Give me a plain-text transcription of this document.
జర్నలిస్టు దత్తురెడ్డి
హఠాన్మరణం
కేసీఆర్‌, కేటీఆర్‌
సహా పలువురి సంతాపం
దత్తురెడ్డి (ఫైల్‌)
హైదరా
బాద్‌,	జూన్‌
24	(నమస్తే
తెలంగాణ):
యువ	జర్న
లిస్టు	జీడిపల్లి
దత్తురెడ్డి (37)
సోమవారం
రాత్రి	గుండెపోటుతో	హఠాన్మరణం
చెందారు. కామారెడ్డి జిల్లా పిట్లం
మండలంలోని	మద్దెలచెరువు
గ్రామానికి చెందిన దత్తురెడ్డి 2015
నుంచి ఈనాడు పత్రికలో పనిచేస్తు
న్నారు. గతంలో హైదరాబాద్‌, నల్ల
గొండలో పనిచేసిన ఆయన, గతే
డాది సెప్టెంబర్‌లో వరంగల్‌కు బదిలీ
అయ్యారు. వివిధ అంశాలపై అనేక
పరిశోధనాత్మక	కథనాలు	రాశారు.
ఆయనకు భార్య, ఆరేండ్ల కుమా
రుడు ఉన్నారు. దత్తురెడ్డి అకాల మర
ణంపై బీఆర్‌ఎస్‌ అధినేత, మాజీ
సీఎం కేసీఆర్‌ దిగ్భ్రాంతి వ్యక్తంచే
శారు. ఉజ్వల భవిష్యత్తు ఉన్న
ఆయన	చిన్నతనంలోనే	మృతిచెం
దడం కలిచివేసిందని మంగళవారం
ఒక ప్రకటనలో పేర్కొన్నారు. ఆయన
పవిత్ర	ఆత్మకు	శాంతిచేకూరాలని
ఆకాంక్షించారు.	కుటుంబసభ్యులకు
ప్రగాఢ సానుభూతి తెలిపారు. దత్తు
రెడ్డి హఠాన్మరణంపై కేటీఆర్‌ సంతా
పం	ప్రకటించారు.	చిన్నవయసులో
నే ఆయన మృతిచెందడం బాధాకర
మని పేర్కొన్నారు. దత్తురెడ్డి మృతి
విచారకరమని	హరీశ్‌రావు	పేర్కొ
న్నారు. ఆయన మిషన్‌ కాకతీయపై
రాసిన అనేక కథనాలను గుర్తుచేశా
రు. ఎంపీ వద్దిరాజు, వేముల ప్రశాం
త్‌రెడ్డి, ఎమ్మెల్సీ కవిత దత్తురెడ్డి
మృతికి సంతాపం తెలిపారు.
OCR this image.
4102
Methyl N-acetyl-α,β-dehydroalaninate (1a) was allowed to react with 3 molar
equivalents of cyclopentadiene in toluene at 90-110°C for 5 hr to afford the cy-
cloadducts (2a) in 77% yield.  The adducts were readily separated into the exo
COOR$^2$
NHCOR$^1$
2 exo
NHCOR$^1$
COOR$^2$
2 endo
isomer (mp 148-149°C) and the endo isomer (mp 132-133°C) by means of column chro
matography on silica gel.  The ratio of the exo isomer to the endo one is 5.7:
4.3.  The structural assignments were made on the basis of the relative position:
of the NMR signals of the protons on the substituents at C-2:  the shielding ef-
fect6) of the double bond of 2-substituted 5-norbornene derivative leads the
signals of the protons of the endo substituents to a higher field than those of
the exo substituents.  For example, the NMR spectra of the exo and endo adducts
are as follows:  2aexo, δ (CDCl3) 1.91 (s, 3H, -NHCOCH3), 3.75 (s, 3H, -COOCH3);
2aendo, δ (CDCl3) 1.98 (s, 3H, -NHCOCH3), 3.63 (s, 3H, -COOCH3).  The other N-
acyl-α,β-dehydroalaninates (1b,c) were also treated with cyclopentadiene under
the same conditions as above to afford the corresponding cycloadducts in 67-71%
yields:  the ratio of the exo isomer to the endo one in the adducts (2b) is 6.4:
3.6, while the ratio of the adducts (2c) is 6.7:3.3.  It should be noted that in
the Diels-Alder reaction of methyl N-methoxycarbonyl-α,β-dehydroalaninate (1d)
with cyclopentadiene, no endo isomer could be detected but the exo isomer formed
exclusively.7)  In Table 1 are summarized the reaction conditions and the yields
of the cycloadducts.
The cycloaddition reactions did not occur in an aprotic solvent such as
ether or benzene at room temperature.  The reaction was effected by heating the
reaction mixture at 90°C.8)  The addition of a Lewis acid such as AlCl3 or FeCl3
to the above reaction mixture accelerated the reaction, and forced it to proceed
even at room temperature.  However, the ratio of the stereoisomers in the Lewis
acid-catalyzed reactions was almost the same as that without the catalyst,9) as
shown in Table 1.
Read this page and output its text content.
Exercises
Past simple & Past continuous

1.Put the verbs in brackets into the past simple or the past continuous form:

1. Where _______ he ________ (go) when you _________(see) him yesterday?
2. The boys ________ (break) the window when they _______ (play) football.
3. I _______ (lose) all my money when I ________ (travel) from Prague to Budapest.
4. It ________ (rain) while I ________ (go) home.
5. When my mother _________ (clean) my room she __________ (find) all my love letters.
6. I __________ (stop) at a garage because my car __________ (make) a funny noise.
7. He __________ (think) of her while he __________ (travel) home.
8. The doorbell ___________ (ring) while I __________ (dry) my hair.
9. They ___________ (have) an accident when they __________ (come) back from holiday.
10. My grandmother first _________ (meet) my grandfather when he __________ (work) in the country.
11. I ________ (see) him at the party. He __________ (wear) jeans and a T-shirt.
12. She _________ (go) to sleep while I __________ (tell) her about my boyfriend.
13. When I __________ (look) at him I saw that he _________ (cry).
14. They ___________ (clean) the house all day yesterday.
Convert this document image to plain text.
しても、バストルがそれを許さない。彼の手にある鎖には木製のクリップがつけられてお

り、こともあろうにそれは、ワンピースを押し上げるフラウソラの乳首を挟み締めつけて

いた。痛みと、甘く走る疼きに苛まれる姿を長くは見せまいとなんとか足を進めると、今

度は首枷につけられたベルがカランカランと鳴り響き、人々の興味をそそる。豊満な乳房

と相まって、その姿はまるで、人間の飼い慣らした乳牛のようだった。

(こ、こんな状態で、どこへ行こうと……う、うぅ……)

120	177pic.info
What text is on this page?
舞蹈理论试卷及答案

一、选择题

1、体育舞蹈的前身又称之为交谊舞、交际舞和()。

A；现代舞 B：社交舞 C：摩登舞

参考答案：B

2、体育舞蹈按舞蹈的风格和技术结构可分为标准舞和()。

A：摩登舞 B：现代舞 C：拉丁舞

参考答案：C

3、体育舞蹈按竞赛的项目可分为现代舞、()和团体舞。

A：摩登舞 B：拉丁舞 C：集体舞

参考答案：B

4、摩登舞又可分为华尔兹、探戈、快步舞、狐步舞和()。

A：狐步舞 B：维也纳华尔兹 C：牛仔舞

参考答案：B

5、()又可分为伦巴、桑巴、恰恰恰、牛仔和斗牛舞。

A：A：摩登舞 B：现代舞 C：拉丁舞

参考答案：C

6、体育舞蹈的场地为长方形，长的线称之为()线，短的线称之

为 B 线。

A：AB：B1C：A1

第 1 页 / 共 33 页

WHAT THIS TASK INVOLVES
Copy out every line from the data above that has "Table" in it.

OUTPUT FOR THIS EXERCISE
exclusively.7)  In Table 1 are summarized the reaction conditions and the yields
shown in Table 1.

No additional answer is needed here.